__TASK DETAILS__.
Review the material and extract every line in which the word "Payable" occurs.

(Data entries)

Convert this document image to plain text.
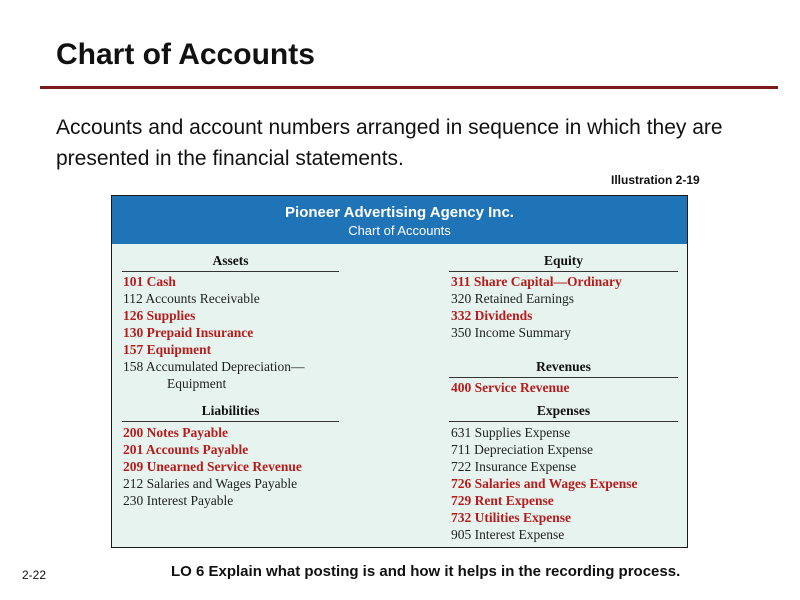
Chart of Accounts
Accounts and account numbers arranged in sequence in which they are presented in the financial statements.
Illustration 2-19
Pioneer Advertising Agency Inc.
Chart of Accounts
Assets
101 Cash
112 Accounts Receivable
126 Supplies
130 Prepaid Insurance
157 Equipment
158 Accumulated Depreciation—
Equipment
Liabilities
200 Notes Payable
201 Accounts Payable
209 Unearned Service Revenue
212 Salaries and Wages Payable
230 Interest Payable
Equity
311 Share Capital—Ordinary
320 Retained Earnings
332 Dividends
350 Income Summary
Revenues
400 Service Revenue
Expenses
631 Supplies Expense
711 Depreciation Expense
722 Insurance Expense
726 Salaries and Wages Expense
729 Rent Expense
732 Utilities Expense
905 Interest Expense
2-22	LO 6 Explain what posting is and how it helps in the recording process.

--

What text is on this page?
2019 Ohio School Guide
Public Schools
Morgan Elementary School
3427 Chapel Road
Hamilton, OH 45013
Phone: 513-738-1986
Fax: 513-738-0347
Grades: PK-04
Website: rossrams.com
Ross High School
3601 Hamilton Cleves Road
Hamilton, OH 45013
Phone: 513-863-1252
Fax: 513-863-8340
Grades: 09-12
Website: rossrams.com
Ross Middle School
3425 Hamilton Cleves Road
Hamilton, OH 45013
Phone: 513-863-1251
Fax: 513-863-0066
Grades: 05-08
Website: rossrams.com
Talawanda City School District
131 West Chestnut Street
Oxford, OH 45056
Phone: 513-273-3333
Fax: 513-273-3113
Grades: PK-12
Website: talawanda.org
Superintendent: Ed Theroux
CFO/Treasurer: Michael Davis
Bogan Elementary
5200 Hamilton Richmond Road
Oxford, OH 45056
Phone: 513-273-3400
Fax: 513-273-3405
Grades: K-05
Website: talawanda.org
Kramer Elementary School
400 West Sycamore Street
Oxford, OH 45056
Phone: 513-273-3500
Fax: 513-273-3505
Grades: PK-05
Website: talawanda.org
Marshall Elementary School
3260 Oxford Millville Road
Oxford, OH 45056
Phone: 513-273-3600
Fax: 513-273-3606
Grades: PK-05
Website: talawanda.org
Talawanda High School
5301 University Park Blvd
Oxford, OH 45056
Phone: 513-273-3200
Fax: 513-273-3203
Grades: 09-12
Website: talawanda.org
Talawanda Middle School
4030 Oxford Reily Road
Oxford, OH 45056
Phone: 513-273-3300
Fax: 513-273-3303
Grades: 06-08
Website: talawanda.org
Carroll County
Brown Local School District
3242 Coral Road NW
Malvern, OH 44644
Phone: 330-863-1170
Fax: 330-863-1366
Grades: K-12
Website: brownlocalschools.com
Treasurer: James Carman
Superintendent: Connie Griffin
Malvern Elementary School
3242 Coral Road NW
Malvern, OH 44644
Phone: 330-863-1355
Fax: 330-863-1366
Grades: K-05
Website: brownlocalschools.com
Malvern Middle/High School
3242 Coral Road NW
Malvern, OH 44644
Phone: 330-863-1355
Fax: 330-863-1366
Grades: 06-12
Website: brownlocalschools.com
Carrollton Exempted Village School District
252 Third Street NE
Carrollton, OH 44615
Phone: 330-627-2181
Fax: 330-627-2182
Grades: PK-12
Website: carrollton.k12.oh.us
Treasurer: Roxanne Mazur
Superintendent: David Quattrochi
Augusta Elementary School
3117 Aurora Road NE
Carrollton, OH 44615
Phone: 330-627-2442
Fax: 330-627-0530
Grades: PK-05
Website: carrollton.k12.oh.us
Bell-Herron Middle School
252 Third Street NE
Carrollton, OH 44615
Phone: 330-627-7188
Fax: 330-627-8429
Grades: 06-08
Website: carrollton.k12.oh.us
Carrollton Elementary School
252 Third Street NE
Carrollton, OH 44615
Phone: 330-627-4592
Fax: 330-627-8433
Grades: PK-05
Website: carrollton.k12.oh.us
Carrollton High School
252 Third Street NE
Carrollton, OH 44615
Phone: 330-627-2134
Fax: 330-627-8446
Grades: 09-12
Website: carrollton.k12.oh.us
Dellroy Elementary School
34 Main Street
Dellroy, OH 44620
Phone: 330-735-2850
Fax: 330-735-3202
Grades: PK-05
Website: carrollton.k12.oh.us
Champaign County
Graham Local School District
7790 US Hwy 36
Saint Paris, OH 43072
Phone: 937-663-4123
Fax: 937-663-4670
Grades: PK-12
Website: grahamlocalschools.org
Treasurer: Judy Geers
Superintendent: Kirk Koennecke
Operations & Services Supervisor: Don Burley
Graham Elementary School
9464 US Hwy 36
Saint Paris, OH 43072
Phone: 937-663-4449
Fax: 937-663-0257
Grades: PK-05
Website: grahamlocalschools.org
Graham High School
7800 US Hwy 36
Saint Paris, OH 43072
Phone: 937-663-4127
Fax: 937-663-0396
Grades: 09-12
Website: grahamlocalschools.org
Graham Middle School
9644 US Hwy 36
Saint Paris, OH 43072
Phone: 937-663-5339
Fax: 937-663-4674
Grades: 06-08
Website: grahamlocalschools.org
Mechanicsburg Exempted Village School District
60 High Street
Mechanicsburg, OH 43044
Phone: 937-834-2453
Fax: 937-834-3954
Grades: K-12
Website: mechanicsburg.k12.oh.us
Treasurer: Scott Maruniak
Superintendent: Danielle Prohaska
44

__SOLUTION TO THE PROBLEM__.
200 Notes Payable
201 Accounts Payable
212 Salaries and Wages Payable
230 Interest Payable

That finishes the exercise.